[Data for this exercise start]

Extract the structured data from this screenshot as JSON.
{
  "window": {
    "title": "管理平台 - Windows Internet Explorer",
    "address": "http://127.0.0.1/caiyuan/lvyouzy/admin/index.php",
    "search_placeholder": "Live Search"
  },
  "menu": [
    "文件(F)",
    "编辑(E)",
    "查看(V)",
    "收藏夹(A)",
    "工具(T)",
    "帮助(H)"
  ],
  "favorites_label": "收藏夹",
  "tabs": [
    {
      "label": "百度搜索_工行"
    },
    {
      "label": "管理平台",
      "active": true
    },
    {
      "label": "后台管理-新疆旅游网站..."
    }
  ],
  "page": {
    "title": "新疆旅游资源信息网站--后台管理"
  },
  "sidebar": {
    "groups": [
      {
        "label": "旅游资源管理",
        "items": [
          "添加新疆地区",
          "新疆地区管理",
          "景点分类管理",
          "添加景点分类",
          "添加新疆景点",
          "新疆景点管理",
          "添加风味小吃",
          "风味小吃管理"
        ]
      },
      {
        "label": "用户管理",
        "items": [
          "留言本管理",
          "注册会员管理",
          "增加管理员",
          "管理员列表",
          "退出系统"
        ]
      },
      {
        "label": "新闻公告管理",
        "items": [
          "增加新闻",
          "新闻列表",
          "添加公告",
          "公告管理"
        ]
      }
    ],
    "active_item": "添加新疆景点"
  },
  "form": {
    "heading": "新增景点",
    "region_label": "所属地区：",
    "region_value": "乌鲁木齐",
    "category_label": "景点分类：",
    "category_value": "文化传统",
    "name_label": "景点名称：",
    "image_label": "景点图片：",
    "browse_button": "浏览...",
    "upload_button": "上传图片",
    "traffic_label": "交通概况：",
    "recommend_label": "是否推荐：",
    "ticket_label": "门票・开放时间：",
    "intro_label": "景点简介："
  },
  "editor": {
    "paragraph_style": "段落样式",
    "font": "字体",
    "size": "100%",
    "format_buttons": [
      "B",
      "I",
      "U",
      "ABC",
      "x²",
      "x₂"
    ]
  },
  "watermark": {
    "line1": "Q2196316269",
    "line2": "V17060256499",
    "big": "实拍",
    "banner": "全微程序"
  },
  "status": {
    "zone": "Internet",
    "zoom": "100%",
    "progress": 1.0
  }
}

[Data for this exercise end]
[Data for this exercise start]

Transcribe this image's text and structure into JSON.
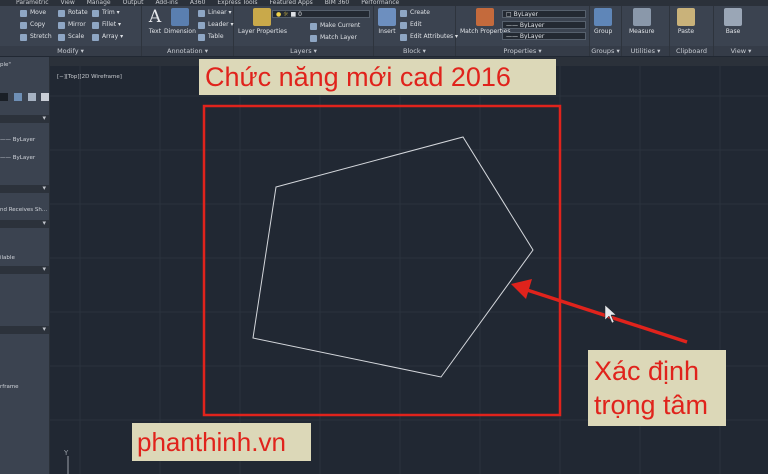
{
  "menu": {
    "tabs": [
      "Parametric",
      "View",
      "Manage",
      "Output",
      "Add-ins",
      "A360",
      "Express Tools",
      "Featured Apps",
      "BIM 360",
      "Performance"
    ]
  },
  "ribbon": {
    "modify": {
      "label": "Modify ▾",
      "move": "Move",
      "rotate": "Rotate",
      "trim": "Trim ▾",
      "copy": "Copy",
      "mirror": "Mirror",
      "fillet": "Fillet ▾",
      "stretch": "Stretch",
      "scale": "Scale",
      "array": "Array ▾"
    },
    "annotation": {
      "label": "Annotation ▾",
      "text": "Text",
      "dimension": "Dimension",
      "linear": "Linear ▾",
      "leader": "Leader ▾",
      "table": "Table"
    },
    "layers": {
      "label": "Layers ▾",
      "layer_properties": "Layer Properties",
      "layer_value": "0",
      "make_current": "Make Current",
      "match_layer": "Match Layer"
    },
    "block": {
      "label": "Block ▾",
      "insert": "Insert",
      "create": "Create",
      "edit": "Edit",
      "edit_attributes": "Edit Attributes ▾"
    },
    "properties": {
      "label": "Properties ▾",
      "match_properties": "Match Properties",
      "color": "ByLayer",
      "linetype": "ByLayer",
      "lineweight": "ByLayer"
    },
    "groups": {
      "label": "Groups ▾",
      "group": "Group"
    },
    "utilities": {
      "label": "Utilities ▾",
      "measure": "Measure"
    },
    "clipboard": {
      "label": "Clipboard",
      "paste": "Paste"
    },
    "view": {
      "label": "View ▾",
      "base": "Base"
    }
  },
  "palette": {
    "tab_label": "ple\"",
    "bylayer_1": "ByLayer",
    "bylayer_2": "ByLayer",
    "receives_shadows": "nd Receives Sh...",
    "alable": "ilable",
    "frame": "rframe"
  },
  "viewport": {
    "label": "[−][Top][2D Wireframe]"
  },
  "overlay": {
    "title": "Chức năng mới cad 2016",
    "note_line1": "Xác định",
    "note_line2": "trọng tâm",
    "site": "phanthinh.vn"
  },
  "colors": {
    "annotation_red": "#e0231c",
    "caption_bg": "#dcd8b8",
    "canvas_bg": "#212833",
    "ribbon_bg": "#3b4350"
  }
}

[Data for this exercise end]

Task to complete: Copy out each line of the material that holds the word "管理平台".

Response:
    "title": "管理平台 - Windows Internet Explorer",
      "label": "管理平台",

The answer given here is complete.